§ **TASK TO CARRY OUT**: Scan the data that follows and count the lines with the string "screenshot"; answer with the count alone.

···

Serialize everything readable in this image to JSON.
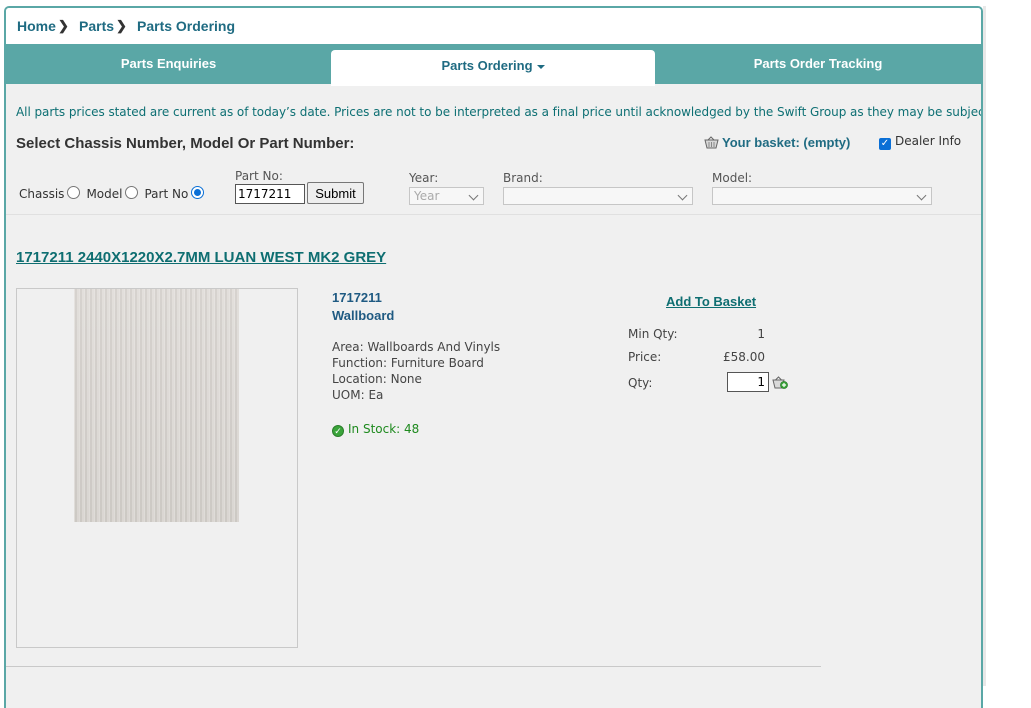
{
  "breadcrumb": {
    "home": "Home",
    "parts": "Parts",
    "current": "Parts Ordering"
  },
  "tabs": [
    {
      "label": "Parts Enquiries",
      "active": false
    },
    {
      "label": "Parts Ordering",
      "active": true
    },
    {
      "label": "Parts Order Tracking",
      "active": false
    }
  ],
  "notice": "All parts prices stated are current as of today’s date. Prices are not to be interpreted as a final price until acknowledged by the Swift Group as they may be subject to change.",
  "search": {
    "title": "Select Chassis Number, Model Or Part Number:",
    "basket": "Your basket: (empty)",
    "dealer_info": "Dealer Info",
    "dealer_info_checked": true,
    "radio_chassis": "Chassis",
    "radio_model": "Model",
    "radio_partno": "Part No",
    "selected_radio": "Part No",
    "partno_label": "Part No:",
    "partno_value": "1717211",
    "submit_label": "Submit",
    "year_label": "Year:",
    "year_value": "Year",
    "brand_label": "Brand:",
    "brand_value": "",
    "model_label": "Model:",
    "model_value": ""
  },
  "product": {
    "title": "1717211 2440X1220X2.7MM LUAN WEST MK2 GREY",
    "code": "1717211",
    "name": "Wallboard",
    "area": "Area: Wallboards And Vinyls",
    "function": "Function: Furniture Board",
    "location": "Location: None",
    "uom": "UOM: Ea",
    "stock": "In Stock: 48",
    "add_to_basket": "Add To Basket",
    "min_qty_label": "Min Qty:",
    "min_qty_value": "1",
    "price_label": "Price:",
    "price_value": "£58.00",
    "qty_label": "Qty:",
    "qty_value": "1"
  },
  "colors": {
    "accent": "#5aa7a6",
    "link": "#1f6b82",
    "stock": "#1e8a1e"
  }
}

···

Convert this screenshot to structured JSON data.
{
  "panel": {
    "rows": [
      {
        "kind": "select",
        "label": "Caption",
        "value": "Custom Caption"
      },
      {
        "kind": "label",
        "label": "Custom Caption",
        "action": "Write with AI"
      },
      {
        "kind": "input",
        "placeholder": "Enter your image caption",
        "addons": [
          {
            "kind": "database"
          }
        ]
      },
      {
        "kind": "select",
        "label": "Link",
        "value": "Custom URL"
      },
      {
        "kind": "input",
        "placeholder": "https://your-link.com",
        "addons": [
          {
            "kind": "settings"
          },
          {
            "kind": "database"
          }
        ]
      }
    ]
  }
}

···

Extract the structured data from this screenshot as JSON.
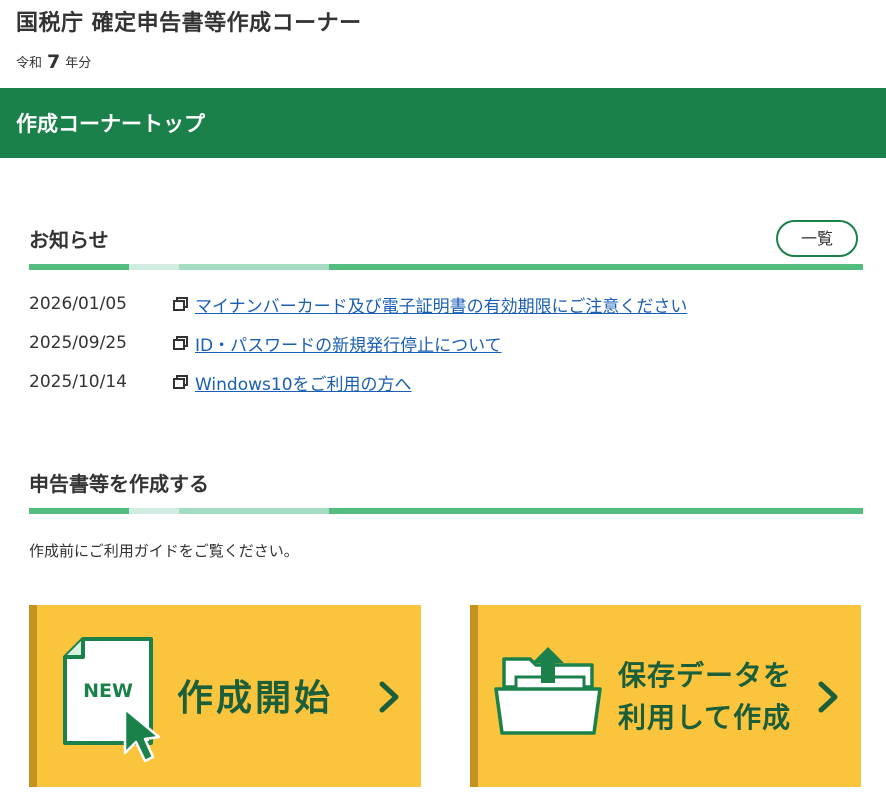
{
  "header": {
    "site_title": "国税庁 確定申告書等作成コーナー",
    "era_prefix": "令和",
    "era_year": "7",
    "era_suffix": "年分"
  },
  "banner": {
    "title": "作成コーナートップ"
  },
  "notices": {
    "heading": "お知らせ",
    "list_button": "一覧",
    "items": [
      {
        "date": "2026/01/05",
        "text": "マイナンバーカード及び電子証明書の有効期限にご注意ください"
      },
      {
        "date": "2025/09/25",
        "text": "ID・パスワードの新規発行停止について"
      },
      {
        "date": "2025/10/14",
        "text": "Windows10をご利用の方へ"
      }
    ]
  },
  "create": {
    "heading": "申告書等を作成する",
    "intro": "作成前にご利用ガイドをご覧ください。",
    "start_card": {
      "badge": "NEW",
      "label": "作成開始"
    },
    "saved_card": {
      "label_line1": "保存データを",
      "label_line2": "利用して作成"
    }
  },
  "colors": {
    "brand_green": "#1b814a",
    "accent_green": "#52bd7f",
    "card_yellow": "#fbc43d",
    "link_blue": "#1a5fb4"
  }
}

···

§ **ANSWER**: 2